[Records from a data source]
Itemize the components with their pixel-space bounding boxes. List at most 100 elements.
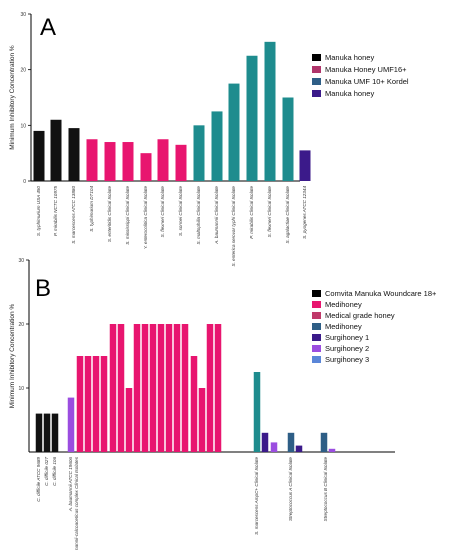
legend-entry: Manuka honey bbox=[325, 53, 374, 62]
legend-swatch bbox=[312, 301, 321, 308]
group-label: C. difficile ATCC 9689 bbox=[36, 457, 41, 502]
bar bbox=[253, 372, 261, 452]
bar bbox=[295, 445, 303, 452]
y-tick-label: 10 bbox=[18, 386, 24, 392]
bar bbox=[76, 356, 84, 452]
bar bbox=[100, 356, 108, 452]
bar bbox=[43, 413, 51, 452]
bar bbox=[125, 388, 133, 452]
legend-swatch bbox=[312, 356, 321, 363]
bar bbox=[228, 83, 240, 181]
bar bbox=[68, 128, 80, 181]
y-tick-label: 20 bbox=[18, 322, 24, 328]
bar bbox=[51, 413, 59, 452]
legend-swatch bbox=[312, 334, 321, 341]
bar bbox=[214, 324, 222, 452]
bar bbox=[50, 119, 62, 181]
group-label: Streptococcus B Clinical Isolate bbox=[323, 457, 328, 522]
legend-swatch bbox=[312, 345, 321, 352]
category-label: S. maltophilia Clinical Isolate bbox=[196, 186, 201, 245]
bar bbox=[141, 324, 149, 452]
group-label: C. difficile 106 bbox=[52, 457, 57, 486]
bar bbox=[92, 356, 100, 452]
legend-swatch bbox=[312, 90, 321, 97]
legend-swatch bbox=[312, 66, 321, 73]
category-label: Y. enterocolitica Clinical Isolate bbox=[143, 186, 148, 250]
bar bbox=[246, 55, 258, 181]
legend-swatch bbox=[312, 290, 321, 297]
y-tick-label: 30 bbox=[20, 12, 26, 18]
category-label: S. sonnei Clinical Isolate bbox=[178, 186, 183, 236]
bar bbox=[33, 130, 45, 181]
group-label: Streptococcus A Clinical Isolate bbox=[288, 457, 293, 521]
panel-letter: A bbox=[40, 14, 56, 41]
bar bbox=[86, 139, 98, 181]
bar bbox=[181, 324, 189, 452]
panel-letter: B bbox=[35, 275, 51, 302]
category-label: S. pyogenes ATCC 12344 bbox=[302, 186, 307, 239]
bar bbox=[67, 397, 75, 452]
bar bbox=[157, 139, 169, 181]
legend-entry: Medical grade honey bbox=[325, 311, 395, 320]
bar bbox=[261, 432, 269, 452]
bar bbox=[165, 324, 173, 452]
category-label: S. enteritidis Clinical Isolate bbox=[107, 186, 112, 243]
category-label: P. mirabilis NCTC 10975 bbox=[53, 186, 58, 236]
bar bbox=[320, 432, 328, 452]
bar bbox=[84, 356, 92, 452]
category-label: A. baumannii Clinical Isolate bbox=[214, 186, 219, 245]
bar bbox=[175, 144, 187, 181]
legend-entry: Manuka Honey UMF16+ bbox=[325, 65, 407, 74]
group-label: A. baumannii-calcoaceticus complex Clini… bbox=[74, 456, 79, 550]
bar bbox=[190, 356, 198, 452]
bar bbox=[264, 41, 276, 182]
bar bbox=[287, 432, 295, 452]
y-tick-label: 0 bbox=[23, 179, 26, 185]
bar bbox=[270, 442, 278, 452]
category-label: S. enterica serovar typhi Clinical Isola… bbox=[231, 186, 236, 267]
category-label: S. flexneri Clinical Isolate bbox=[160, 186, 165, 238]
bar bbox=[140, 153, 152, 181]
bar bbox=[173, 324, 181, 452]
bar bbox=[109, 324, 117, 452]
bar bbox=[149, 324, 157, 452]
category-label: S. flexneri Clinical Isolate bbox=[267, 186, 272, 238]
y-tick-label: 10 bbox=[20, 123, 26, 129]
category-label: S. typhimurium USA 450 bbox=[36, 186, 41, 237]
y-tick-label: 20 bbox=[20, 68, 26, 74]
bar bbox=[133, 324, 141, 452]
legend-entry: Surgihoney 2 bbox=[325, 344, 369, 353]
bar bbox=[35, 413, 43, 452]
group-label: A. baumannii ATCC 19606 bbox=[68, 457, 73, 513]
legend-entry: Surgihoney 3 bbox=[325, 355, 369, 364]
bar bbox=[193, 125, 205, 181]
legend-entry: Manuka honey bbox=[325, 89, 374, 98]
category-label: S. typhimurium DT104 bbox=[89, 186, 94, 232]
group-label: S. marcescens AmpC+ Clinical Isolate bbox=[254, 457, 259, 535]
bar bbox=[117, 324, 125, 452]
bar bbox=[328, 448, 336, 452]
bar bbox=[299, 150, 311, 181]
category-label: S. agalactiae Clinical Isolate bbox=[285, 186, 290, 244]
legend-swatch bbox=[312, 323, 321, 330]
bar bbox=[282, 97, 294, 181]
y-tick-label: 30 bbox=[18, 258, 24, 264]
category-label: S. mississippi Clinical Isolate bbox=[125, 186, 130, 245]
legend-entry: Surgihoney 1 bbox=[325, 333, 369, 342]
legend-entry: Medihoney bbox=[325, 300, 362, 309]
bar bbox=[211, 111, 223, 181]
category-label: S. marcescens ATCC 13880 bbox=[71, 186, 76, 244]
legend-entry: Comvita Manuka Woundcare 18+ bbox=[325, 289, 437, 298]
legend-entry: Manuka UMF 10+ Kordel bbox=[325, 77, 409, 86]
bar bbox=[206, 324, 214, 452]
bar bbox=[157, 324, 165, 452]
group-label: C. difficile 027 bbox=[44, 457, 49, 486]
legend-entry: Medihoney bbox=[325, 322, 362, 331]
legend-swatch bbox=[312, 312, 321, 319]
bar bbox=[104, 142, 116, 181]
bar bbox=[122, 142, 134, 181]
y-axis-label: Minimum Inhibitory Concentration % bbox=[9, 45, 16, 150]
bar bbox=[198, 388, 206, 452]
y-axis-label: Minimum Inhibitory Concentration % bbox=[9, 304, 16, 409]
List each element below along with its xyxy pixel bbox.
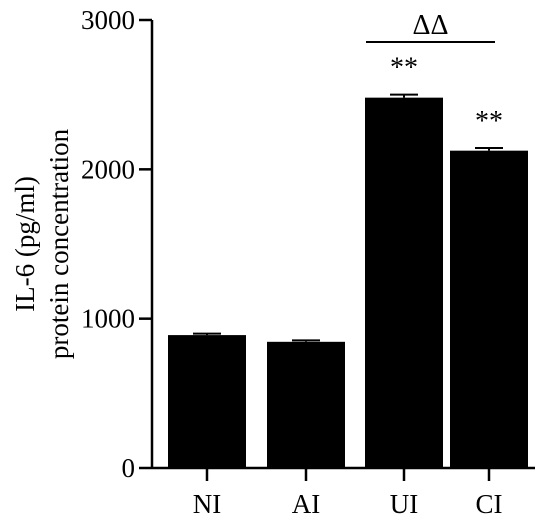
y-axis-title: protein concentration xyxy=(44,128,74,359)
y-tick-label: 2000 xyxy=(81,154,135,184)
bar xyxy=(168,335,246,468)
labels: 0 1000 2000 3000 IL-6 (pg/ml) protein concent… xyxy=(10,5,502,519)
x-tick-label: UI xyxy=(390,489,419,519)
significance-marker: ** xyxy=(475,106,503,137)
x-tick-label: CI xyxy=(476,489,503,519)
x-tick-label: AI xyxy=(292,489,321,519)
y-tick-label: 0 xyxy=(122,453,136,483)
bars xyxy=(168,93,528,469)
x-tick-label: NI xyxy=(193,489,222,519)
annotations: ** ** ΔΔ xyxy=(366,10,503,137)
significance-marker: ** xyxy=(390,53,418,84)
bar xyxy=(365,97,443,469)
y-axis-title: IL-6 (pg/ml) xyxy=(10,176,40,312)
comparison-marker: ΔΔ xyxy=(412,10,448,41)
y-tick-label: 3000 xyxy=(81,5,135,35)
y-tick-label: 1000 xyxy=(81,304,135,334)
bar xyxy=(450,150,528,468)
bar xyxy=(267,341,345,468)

...

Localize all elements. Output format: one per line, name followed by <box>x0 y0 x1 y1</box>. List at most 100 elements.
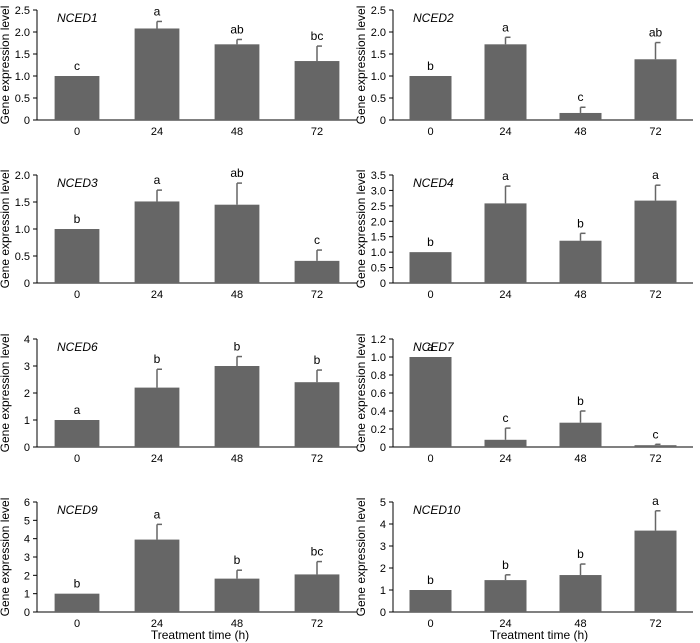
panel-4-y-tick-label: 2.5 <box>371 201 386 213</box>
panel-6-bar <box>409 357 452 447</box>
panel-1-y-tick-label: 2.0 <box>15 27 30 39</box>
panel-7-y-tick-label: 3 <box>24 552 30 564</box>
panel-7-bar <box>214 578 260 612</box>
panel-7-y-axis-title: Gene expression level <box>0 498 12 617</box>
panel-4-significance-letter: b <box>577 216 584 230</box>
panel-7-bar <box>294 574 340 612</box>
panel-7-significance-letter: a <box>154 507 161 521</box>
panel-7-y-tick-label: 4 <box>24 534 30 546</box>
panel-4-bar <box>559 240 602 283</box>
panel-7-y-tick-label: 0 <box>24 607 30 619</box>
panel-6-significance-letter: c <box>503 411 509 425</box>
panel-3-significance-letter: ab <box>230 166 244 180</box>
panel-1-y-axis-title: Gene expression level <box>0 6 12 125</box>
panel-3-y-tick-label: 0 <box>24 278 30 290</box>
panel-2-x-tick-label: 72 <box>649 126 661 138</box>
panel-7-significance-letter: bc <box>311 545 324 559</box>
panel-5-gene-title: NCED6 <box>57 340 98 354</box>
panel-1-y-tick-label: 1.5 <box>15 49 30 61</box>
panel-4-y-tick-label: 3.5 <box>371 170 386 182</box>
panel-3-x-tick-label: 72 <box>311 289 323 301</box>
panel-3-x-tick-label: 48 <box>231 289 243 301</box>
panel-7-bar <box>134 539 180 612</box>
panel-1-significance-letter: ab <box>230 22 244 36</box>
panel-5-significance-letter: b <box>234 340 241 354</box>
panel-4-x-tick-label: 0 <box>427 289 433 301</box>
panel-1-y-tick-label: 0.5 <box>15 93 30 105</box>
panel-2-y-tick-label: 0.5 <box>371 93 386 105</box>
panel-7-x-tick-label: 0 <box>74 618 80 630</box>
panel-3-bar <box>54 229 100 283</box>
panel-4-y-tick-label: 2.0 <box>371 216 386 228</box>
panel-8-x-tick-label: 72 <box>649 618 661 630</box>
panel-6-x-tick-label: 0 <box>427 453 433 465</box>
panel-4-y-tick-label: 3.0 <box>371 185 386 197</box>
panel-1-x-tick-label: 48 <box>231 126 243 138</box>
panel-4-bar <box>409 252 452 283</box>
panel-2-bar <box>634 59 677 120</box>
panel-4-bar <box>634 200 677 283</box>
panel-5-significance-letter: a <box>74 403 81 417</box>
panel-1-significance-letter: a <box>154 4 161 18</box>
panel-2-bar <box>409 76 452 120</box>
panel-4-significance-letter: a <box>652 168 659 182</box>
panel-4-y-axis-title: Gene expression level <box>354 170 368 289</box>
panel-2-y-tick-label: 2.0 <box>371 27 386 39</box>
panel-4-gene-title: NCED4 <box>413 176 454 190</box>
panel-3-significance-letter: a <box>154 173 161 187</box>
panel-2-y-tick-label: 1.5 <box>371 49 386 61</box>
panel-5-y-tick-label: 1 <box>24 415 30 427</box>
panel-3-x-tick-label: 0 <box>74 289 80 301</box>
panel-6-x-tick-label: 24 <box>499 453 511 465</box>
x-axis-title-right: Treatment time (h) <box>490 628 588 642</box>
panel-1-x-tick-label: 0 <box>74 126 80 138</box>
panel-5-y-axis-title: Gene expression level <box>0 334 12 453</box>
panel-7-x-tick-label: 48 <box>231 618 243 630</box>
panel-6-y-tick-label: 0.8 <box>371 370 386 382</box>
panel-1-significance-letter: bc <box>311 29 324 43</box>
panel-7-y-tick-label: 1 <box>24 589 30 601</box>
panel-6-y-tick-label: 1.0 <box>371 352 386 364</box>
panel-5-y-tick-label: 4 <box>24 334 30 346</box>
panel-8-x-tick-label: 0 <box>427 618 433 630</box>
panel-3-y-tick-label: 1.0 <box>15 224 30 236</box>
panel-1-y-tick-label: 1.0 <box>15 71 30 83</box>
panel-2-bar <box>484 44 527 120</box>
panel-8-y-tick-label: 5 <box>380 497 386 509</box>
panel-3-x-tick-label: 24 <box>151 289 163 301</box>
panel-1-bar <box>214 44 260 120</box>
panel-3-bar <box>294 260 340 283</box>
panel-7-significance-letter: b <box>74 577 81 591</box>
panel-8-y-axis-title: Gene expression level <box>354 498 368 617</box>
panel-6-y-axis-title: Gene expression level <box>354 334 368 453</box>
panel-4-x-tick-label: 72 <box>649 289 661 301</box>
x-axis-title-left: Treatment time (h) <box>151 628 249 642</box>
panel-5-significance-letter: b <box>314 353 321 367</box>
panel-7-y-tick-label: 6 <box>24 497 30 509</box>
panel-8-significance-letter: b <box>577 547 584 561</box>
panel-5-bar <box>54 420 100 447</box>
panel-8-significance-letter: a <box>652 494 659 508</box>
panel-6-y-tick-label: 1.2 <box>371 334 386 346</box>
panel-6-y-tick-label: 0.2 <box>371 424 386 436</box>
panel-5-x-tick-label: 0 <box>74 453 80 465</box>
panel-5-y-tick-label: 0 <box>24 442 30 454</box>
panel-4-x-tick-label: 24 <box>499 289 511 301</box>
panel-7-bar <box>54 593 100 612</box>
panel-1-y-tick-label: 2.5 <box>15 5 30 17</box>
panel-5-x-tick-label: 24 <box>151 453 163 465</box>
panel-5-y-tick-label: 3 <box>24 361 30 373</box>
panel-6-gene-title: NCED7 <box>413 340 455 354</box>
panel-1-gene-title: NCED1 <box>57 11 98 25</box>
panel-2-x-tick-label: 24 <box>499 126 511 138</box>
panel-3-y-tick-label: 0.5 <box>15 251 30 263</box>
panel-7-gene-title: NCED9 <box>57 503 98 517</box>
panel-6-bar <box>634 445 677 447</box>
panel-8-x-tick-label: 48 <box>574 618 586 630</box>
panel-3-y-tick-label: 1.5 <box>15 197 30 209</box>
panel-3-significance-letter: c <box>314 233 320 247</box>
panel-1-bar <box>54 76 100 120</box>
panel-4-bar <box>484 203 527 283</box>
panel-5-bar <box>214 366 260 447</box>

#### [Your instructions]
Could you return the lines in the entries above that contain "flexneri"?

#### [Your response]
category-label: S. flexneri Clinical Isolate bbox=[160, 186, 165, 238]
category-label: S. flexneri Clinical Isolate bbox=[267, 186, 272, 238]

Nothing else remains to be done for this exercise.